**ROWS**
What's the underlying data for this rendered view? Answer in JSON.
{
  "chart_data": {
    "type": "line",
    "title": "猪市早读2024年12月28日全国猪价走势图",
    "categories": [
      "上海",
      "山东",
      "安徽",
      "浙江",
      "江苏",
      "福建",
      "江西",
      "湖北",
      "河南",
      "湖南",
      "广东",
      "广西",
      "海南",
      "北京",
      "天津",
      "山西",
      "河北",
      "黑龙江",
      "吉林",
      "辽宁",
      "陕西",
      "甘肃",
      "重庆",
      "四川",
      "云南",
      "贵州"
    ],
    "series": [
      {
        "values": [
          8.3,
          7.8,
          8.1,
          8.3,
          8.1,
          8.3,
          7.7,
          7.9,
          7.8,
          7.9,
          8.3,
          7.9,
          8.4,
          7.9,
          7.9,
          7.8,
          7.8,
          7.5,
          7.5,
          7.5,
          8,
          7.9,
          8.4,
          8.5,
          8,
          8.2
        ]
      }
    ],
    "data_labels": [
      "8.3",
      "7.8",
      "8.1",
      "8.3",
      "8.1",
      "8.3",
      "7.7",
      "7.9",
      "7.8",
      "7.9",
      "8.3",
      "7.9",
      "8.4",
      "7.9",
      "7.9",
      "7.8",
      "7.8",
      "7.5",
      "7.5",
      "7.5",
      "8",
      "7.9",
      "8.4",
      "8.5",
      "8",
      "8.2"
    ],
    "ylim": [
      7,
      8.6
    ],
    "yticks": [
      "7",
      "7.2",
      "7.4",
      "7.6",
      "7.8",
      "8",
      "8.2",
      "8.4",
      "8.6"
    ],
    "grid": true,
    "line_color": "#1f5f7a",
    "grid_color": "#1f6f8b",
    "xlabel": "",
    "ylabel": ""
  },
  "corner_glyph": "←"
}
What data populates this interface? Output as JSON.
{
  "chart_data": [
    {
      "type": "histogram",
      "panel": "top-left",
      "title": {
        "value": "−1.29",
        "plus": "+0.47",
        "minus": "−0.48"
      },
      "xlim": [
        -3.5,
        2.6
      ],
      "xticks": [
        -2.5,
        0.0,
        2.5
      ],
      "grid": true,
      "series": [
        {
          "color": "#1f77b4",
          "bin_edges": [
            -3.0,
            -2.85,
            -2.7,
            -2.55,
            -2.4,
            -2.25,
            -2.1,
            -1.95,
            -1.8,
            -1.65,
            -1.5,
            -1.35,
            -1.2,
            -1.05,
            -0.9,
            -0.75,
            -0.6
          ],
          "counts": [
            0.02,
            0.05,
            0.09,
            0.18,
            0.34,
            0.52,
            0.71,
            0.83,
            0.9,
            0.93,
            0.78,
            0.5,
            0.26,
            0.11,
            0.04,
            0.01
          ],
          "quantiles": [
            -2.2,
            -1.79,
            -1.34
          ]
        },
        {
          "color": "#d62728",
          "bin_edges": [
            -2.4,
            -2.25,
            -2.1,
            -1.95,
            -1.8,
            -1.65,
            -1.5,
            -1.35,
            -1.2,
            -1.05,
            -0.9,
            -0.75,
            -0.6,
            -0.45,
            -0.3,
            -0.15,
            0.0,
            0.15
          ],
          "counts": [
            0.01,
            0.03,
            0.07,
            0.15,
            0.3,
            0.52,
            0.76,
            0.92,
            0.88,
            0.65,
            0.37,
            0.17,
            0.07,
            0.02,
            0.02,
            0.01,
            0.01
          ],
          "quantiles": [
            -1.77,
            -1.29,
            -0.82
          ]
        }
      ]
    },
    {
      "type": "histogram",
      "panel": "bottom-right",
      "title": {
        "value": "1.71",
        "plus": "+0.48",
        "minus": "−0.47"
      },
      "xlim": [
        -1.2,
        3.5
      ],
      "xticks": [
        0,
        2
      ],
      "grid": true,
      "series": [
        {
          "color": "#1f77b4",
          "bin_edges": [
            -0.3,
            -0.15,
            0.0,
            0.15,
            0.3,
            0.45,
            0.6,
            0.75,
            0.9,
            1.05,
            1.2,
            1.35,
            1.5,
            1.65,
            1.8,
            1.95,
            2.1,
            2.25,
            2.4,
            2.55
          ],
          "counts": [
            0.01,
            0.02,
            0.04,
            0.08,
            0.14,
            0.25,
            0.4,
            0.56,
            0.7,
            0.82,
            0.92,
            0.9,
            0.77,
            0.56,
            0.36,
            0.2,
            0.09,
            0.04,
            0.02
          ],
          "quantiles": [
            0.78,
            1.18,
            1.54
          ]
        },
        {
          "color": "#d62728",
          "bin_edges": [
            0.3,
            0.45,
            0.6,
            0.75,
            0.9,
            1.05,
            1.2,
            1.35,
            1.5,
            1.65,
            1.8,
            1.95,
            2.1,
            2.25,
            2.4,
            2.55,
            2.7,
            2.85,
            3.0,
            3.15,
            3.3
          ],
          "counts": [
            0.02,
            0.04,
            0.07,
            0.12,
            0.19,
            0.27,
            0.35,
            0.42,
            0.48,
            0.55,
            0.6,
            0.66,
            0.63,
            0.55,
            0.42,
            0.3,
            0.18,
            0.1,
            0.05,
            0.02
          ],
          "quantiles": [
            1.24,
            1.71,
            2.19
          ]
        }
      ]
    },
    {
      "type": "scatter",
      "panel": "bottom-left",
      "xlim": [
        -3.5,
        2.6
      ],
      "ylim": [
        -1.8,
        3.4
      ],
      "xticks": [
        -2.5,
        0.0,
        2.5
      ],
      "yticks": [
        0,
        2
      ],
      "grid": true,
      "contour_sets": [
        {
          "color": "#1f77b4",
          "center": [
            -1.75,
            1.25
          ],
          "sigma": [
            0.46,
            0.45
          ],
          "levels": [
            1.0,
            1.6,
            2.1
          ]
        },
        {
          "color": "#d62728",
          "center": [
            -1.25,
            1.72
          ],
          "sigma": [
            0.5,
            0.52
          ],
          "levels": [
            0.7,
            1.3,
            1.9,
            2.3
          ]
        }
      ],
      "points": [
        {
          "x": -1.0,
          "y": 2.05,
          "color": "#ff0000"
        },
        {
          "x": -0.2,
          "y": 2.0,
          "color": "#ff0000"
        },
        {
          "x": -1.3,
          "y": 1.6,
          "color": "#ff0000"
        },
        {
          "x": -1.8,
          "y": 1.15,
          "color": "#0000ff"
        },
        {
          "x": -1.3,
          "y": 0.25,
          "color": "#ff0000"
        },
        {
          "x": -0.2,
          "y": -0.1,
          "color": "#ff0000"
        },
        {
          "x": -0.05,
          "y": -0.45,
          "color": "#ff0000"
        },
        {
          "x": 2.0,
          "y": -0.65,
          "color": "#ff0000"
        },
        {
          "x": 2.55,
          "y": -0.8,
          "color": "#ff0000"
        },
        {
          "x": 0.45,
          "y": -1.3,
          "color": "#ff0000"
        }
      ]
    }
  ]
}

**WRITTEN INSTRUCTION**
Repeat the records above exactly, leaving none out.

**FINAL RESULT**
What's the underlying data for this rendered view? Answer in JSON.
{
  "chart_data": {
    "type": "line",
    "title": "猪市早读2024年12月28日全国猪价走势图",
    "categories": [
      "上海",
      "山东",
      "安徽",
      "浙江",
      "江苏",
      "福建",
      "江西",
      "湖北",
      "河南",
      "湖南",
      "广东",
      "广西",
      "海南",
      "北京",
      "天津",
      "山西",
      "河北",
      "黑龙江",
      "吉林",
      "辽宁",
      "陕西",
      "甘肃",
      "重庆",
      "四川",
      "云南",
      "贵州"
    ],
    "series": [
      {
        "values": [
          8.3,
          7.8,
          8.1,
          8.3,
          8.1,
          8.3,
          7.7,
          7.9,
          7.8,
          7.9,
          8.3,
          7.9,
          8.4,
          7.9,
          7.9,
          7.8,
          7.8,
          7.5,
          7.5,
          7.5,
          8,
          7.9,
          8.4,
          8.5,
          8,
          8.2
        ]
      }
    ],
    "data_labels": [
      "8.3",
      "7.8",
      "8.1",
      "8.3",
      "8.1",
      "8.3",
      "7.7",
      "7.9",
      "7.8",
      "7.9",
      "8.3",
      "7.9",
      "8.4",
      "7.9",
      "7.9",
      "7.8",
      "7.8",
      "7.5",
      "7.5",
      "7.5",
      "8",
      "7.9",
      "8.4",
      "8.5",
      "8",
      "8.2"
    ],
    "ylim": [
      7,
      8.6
    ],
    "yticks": [
      "7",
      "7.2",
      "7.4",
      "7.6",
      "7.8",
      "8",
      "8.2",
      "8.4",
      "8.6"
    ],
    "grid": true,
    "line_color": "#1f5f7a",
    "grid_color": "#1f6f8b",
    "xlabel": "",
    "ylabel": ""
  },
  "corner_glyph": "←"
}
What data populates this interface? Output as JSON.
{
  "chart_data": [
    {
      "type": "histogram",
      "panel": "top-left",
      "title": {
        "value": "−1.29",
        "plus": "+0.47",
        "minus": "−0.48"
      },
      "xlim": [
        -3.5,
        2.6
      ],
      "xticks": [
        -2.5,
        0.0,
        2.5
      ],
      "grid": true,
      "series": [
        {
          "color": "#1f77b4",
          "bin_edges": [
            -3.0,
            -2.85,
            -2.7,
            -2.55,
            -2.4,
            -2.25,
            -2.1,
            -1.95,
            -1.8,
            -1.65,
            -1.5,
            -1.35,
            -1.2,
            -1.05,
            -0.9,
            -0.75,
            -0.6
          ],
          "counts": [
            0.02,
            0.05,
            0.09,
            0.18,
            0.34,
            0.52,
            0.71,
            0.83,
            0.9,
            0.93,
            0.78,
            0.5,
            0.26,
            0.11,
            0.04,
            0.01
          ],
          "quantiles": [
            -2.2,
            -1.79,
            -1.34
          ]
        },
        {
          "color": "#d62728",
          "bin_edges": [
            -2.4,
            -2.25,
            -2.1,
            -1.95,
            -1.8,
            -1.65,
            -1.5,
            -1.35,
            -1.2,
            -1.05,
            -0.9,
            -0.75,
            -0.6,
            -0.45,
            -0.3,
            -0.15,
            0.0,
            0.15
          ],
          "counts": [
            0.01,
            0.03,
            0.07,
            0.15,
            0.3,
            0.52,
            0.76,
            0.92,
            0.88,
            0.65,
            0.37,
            0.17,
            0.07,
            0.02,
            0.02,
            0.01,
            0.01
          ],
          "quantiles": [
            -1.77,
            -1.29,
            -0.82
          ]
        }
      ]
    },
    {
      "type": "histogram",
      "panel": "bottom-right",
      "title": {
        "value": "1.71",
        "plus": "+0.48",
        "minus": "−0.47"
      },
      "xlim": [
        -1.2,
        3.5
      ],
      "xticks": [
        0,
        2
      ],
      "grid": true,
      "series": [
        {
          "color": "#1f77b4",
          "bin_edges": [
            -0.3,
            -0.15,
            0.0,
            0.15,
            0.3,
            0.45,
            0.6,
            0.75,
            0.9,
            1.05,
            1.2,
            1.35,
            1.5,
            1.65,
            1.8,
            1.95,
            2.1,
            2.25,
            2.4,
            2.55
          ],
          "counts": [
            0.01,
            0.02,
            0.04,
            0.08,
            0.14,
            0.25,
            0.4,
            0.56,
            0.7,
            0.82,
            0.92,
            0.9,
            0.77,
            0.56,
            0.36,
            0.2,
            0.09,
            0.04,
            0.02
          ],
          "quantiles": [
            0.78,
            1.18,
            1.54
          ]
        },
        {
          "color": "#d62728",
          "bin_edges": [
            0.3,
            0.45,
            0.6,
            0.75,
            0.9,
            1.05,
            1.2,
            1.35,
            1.5,
            1.65,
            1.8,
            1.95,
            2.1,
            2.25,
            2.4,
            2.55,
            2.7,
            2.85,
            3.0,
            3.15,
            3.3
          ],
          "counts": [
            0.02,
            0.04,
            0.07,
            0.12,
            0.19,
            0.27,
            0.35,
            0.42,
            0.48,
            0.55,
            0.6,
            0.66,
            0.63,
            0.55,
            0.42,
            0.3,
            0.18,
            0.1,
            0.05,
            0.02
          ],
          "quantiles": [
            1.24,
            1.71,
            2.19
          ]
        }
      ]
    },
    {
      "type": "scatter",
      "panel": "bottom-left",
      "xlim": [
        -3.5,
        2.6
      ],
      "ylim": [
        -1.8,
        3.4
      ],
      "xticks": [
        -2.5,
        0.0,
        2.5
      ],
      "yticks": [
        0,
        2
      ],
      "grid": true,
      "contour_sets": [
        {
          "color": "#1f77b4",
          "center": [
            -1.75,
            1.25
          ],
          "sigma": [
            0.46,
            0.45
          ],
          "levels": [
            1.0,
            1.6,
            2.1
          ]
        },
        {
          "color": "#d62728",
          "center": [
            -1.25,
            1.72
          ],
          "sigma": [
            0.5,
            0.52
          ],
          "levels": [
            0.7,
            1.3,
            1.9,
            2.3
          ]
        }
      ],
      "points": [
        {
          "x": -1.0,
          "y": 2.05,
          "color": "#ff0000"
        },
        {
          "x": -0.2,
          "y": 2.0,
          "color": "#ff0000"
        },
        {
          "x": -1.3,
          "y": 1.6,
          "color": "#ff0000"
        },
        {
          "x": -1.8,
          "y": 1.15,
          "color": "#0000ff"
        },
        {
          "x": -1.3,
          "y": 0.25,
          "color": "#ff0000"
        },
        {
          "x": -0.2,
          "y": -0.1,
          "color": "#ff0000"
        },
        {
          "x": -0.05,
          "y": -0.45,
          "color": "#ff0000"
        },
        {
          "x": 2.0,
          "y": -0.65,
          "color": "#ff0000"
        },
        {
          "x": 2.55,
          "y": -0.8,
          "color": "#ff0000"
        },
        {
          "x": 0.45,
          "y": -1.3,
          "color": "#ff0000"
        }
      ]
    }
  ]
}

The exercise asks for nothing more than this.